Check every line of the entries for "соответствии", and copy the lines that hold it.
──────────────────────────────
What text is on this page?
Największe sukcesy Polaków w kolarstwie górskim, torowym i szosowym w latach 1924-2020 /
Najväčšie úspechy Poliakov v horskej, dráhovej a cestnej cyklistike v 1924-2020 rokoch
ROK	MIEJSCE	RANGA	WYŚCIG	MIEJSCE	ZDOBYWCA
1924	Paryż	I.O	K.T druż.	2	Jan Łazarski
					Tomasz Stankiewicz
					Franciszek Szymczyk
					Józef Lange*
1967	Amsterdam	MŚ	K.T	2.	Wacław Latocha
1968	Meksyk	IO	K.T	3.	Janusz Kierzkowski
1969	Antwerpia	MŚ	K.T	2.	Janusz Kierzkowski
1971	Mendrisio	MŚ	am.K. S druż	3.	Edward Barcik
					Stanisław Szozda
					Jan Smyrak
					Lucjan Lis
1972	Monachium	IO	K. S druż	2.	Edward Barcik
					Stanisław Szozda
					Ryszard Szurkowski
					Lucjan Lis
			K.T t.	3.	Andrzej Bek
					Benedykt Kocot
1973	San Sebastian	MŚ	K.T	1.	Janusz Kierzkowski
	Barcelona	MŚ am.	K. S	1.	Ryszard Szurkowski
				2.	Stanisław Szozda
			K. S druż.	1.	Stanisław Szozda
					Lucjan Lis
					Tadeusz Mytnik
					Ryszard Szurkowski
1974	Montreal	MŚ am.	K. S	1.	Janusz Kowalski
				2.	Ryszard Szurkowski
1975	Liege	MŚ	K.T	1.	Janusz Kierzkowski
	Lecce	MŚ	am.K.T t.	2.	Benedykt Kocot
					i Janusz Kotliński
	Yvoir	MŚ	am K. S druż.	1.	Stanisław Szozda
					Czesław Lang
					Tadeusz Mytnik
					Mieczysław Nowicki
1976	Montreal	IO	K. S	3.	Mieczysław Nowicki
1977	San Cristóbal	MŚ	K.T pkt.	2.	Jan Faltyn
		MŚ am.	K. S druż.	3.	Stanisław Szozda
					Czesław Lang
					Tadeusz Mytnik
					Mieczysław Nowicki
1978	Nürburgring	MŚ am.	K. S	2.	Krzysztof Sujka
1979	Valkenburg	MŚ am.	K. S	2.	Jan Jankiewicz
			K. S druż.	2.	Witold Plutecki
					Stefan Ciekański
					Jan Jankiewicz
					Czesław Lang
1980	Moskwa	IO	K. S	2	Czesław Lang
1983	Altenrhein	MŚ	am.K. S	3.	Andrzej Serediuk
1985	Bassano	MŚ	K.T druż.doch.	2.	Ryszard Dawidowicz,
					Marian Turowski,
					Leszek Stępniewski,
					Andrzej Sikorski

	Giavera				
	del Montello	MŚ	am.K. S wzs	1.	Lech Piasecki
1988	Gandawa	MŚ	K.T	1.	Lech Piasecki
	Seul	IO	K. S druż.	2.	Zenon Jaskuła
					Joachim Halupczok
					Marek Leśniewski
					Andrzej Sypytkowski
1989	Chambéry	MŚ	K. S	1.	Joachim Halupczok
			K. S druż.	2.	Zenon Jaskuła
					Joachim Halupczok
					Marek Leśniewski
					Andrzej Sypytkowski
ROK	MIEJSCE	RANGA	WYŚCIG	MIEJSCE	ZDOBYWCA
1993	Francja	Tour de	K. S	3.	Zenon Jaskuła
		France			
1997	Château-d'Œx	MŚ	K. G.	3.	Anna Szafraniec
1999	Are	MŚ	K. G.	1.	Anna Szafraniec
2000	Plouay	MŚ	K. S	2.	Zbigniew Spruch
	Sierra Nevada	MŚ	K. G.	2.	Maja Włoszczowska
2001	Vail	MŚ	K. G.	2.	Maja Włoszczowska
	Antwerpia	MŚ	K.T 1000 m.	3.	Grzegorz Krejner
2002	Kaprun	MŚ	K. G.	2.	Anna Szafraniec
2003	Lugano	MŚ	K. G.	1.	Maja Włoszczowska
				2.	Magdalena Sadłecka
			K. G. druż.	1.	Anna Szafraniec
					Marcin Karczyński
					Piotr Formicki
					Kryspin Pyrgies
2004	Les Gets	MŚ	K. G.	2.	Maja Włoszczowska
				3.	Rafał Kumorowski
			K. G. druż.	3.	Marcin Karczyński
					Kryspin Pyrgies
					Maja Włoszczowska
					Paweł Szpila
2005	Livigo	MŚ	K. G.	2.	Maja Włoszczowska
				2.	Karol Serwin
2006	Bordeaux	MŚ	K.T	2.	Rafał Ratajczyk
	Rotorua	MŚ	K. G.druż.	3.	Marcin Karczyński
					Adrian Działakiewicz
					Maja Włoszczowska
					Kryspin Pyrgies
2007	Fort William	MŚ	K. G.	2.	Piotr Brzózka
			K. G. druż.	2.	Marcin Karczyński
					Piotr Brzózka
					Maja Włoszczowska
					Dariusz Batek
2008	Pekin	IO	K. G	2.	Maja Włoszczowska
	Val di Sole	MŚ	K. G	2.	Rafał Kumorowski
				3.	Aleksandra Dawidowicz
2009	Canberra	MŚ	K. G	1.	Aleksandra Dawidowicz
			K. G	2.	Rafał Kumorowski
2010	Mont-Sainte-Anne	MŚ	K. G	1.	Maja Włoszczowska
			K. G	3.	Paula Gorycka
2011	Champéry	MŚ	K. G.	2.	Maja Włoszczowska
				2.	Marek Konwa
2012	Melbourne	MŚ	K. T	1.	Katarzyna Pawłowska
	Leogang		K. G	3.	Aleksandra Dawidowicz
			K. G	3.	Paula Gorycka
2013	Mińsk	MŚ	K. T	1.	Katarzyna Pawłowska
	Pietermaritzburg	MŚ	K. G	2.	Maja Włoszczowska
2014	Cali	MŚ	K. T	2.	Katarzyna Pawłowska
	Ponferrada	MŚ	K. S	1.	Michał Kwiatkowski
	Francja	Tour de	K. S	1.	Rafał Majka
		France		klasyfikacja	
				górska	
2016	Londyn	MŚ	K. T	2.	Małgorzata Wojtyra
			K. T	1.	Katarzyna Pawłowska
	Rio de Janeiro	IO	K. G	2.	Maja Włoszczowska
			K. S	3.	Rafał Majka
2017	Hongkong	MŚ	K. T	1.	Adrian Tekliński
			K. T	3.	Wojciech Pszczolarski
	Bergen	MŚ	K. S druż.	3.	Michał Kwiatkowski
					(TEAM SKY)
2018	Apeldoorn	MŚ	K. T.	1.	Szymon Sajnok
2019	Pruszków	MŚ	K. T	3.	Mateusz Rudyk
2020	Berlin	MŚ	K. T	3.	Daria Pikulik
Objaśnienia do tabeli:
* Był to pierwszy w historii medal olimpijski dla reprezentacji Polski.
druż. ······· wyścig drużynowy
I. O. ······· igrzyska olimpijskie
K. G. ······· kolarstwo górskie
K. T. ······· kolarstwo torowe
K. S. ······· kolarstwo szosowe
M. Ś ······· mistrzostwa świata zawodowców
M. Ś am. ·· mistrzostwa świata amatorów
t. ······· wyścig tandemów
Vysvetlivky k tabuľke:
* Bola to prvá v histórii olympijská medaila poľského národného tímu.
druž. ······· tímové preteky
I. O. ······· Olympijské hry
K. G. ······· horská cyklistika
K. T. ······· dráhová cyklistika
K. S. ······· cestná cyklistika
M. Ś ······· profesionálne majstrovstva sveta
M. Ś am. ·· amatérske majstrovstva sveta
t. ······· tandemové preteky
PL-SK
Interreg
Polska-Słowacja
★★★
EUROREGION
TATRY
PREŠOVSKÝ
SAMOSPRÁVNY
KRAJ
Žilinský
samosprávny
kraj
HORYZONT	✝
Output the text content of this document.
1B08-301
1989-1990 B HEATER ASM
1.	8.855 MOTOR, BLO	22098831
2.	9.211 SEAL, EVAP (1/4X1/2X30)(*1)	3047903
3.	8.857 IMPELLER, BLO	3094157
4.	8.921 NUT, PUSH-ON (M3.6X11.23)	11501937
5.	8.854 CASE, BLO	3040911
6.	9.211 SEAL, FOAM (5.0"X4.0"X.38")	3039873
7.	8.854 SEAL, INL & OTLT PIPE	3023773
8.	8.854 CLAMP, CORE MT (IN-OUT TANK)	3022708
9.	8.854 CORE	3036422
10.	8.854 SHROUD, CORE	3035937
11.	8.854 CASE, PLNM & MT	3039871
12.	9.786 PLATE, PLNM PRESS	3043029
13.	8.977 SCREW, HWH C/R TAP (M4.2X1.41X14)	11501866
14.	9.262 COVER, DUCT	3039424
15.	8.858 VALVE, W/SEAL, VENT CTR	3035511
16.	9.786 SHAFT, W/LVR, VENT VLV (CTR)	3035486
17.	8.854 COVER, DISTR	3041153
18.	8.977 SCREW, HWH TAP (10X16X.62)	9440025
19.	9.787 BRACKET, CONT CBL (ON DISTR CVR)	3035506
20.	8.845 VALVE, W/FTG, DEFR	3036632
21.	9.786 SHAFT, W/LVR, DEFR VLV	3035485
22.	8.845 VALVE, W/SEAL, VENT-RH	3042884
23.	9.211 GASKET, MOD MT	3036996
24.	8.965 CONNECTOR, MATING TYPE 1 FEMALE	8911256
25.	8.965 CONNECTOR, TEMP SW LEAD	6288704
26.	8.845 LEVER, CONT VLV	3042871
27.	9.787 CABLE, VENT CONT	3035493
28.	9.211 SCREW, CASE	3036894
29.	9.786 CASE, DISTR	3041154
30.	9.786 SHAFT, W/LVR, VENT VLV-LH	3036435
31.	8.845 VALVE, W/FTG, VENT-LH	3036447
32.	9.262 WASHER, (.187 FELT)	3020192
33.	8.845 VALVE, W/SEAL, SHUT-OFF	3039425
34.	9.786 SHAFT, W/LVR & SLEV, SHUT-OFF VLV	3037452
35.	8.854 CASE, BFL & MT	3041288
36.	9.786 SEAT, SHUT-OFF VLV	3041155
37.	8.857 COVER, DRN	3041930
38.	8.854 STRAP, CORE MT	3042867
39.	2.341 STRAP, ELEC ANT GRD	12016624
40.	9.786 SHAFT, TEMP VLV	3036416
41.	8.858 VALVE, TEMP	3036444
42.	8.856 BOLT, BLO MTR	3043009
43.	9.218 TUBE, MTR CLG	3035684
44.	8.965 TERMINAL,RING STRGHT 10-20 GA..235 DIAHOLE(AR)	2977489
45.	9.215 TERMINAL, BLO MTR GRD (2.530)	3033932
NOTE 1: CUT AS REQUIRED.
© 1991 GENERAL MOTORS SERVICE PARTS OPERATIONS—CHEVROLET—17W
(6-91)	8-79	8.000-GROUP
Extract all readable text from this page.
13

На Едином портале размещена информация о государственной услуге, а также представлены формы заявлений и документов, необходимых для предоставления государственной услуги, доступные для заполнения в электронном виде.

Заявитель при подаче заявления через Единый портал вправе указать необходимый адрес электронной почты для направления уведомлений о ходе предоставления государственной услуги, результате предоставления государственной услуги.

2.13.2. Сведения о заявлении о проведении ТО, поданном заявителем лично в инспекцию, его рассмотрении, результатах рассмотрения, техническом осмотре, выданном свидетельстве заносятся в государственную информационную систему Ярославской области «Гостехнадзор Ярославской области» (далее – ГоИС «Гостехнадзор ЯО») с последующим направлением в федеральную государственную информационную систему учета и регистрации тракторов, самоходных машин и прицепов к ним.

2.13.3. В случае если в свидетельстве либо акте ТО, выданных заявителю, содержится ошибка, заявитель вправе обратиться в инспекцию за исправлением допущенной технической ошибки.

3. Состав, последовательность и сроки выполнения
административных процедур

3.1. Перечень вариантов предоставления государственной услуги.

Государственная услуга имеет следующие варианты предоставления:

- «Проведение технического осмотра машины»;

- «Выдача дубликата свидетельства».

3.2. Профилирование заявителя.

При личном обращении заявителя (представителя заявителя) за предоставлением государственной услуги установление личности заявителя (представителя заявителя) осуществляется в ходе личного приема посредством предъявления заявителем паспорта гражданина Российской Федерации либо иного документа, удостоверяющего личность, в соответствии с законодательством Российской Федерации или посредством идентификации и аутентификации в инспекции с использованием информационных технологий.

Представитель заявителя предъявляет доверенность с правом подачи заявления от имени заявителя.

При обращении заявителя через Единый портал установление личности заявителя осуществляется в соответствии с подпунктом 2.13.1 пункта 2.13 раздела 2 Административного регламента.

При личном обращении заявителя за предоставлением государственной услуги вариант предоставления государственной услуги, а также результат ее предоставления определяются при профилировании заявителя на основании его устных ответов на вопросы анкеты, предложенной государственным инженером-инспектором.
──────────────────────────────
▶ _TASK OUTPUT_
При личном обращении заявителя (представителя заявителя) за предоставлением государственной услуги установление личности заявителя (представителя заявителя) осуществляется в ходе личного приема посредством предъявления заявителем паспорта гражданина Российской Федерации либо иного документа, удостоверяющего личность, в соответствии с законодательством Российской Федерации или посредством идентификации и аутентификации в инспекции с использованием информационных технологий.
При обращении заявителя через Единый портал установление личности заявителя осуществляется в соответствии с подпунктом 2.13.1 пункта 2.13 раздела 2 Административного регламента.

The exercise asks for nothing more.